→ **REQUIREMENT**: Pick out each line below containing "JSON".

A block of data
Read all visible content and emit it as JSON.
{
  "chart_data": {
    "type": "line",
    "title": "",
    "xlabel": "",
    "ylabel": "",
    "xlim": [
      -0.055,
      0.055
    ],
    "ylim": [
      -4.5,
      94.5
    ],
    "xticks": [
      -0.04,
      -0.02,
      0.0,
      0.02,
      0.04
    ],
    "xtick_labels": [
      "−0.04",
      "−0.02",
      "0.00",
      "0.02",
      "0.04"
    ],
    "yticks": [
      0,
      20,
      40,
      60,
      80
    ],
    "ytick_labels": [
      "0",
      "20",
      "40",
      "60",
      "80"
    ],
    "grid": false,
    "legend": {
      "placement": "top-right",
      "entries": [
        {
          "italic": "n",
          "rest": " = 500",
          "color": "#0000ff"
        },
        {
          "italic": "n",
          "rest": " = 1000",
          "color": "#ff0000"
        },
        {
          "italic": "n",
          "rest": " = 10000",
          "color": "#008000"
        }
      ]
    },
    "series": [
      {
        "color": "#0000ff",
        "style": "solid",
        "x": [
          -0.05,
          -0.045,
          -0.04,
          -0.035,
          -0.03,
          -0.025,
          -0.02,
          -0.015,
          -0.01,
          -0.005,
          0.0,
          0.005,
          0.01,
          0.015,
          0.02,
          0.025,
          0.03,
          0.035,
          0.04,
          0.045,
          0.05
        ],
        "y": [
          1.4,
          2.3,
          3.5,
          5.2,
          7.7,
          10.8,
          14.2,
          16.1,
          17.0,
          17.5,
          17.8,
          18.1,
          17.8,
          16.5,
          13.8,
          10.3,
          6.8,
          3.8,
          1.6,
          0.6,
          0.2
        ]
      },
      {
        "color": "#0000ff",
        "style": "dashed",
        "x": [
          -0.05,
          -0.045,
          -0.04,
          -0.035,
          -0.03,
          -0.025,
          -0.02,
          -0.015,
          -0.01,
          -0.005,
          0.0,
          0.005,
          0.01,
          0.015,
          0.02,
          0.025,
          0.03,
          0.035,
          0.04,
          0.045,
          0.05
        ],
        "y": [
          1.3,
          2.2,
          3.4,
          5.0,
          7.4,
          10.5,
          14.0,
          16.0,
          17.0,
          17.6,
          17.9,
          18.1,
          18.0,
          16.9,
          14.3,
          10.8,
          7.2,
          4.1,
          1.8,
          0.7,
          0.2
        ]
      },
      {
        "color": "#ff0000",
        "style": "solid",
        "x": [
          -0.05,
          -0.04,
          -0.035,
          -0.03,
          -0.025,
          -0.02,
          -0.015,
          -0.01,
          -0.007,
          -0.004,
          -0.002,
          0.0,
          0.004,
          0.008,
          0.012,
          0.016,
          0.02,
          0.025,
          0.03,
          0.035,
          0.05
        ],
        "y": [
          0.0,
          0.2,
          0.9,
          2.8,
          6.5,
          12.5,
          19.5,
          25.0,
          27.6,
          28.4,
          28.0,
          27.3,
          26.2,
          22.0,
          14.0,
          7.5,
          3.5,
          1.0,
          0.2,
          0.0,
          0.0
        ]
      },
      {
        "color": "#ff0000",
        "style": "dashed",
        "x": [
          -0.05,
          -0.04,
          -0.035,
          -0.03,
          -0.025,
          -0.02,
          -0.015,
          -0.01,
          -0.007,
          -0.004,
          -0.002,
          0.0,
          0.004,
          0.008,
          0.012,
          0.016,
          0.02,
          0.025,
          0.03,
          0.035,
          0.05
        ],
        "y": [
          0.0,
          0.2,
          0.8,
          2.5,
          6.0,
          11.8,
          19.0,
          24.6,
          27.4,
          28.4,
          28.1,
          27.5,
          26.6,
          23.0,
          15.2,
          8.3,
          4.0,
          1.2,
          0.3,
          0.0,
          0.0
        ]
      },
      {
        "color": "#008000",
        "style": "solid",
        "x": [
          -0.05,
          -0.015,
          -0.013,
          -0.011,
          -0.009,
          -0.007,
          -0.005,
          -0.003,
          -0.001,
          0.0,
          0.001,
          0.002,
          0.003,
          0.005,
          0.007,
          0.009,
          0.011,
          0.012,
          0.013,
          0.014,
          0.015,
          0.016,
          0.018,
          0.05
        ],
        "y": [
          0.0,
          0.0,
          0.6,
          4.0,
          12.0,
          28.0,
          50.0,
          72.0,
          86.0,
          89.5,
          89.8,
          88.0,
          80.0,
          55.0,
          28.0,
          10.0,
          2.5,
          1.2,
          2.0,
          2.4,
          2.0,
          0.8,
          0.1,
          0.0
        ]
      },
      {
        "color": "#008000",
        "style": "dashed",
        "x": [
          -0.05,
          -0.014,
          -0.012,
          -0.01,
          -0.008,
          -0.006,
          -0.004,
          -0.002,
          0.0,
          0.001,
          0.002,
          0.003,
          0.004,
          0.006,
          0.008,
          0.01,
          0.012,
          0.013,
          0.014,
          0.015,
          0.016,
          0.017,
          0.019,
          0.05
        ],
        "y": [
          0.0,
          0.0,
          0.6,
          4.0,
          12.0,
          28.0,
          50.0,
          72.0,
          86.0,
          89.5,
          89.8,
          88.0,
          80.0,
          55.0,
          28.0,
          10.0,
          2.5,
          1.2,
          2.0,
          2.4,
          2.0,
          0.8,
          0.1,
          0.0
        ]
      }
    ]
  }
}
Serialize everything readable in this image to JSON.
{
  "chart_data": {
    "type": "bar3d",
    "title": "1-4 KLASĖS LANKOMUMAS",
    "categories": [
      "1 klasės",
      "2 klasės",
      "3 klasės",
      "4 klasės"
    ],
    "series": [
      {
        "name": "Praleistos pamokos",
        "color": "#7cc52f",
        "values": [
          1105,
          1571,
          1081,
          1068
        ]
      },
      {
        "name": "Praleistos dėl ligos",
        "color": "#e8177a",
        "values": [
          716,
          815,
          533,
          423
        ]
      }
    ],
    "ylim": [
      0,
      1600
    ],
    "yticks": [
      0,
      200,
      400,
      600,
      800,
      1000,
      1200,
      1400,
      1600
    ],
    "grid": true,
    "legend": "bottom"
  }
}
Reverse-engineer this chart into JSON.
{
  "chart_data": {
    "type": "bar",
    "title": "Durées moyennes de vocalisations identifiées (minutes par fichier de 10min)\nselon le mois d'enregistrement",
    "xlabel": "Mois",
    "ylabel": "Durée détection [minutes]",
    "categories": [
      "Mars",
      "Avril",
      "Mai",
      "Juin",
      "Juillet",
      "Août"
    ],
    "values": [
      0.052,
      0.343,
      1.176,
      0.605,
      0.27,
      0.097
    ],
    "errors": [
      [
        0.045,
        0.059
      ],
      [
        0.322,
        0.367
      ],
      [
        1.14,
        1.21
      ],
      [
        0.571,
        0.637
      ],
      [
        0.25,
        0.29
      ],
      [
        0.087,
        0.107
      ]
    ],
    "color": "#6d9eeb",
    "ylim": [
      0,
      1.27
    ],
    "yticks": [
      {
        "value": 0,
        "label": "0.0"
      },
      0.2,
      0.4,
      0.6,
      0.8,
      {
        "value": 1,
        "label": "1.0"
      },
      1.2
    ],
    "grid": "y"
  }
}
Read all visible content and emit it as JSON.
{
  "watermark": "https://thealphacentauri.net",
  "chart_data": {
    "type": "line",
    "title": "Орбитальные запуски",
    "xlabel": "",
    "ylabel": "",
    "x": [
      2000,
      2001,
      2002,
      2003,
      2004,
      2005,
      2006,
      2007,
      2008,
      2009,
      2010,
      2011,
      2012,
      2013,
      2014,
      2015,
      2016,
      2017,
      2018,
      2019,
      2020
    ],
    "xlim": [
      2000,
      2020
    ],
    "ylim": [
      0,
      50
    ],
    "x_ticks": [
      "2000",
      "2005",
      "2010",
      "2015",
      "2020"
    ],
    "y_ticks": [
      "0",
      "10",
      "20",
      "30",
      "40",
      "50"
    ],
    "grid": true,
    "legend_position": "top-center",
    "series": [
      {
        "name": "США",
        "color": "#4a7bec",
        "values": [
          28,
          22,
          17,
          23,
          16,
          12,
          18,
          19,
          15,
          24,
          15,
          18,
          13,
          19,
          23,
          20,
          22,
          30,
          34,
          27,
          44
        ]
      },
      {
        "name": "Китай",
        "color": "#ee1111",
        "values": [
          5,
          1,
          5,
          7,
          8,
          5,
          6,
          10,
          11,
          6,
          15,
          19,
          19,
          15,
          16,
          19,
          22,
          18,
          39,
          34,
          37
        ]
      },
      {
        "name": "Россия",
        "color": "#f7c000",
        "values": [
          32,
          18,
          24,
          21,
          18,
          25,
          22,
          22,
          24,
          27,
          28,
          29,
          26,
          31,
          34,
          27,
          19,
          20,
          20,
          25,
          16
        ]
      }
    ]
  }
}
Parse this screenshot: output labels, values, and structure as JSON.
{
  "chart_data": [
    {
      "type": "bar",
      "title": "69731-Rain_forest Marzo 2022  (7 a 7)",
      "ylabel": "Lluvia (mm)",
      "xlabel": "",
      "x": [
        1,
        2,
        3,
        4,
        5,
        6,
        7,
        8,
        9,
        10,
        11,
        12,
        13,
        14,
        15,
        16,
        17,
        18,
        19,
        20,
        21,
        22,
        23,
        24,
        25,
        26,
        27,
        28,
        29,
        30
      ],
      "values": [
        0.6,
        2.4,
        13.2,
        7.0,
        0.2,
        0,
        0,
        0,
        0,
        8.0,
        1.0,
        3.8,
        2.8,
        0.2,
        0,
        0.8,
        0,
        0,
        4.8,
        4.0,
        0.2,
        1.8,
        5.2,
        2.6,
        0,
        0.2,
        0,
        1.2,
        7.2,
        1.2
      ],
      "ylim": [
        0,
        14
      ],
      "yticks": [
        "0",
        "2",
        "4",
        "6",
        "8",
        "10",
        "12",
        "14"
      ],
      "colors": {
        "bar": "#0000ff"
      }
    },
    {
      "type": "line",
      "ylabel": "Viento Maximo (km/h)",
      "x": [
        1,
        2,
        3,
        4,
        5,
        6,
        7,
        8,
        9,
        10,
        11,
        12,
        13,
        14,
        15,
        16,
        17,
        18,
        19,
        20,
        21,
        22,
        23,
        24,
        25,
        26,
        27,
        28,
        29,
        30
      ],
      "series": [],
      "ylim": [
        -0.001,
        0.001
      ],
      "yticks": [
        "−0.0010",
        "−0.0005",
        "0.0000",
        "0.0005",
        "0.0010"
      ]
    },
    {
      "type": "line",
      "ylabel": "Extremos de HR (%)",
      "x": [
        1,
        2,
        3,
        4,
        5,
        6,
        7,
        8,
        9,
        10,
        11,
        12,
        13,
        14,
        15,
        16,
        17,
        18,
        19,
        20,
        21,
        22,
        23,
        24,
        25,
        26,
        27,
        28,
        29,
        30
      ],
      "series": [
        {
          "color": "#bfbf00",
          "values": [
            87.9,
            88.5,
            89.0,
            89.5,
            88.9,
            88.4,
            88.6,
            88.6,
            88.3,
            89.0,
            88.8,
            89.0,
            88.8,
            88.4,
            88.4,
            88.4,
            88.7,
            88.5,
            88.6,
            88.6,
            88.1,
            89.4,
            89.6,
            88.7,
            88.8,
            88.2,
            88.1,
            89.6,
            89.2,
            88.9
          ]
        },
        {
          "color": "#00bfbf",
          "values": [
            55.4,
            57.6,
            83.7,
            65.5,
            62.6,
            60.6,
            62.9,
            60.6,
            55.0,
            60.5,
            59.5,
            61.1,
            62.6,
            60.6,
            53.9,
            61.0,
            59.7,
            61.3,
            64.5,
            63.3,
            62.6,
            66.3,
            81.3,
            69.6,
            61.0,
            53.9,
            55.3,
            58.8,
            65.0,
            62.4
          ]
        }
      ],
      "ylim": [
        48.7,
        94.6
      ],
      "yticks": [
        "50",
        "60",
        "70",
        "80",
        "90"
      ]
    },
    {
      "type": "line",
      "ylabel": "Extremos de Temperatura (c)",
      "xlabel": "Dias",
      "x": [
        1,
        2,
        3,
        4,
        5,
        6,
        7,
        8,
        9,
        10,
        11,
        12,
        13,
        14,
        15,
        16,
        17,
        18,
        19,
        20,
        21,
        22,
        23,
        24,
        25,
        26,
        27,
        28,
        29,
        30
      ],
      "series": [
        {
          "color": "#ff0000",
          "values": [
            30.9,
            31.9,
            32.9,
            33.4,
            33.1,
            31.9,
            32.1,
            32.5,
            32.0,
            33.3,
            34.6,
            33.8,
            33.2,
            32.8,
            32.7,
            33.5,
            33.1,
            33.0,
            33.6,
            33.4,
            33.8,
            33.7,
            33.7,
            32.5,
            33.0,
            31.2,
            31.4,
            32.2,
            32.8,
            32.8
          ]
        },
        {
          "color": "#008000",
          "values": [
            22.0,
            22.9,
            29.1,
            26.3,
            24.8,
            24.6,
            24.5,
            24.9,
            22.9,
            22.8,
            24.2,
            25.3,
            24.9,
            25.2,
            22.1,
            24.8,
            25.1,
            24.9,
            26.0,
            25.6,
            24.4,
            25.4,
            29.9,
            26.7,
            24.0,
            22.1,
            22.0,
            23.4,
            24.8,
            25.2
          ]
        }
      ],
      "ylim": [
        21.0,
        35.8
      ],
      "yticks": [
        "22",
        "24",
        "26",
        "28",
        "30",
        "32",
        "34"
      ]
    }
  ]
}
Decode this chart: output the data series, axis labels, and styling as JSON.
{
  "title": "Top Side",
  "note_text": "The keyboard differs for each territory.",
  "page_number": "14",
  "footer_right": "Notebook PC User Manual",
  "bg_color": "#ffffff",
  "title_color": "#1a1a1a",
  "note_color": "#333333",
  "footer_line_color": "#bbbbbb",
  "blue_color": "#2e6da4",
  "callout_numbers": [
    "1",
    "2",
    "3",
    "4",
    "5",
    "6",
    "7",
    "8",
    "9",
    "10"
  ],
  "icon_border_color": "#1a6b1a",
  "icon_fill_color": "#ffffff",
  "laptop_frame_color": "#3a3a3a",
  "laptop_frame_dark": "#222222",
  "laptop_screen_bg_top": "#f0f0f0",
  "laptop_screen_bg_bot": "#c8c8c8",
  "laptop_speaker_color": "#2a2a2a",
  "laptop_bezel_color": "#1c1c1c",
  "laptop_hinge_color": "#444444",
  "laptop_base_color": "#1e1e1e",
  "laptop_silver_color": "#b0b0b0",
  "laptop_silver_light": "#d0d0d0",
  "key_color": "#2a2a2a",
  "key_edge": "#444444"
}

→ **EXERCISE OUTPUT**:
Read all visible content and emit it as JSON.
Serialize everything readable in this image to JSON.
Reverse-engineer this chart into JSON.
Read all visible content and emit it as JSON.
Parse this screenshot: output labels, values, and structure as JSON.
Decode this chart: output the data series, axis labels, and styling as JSON.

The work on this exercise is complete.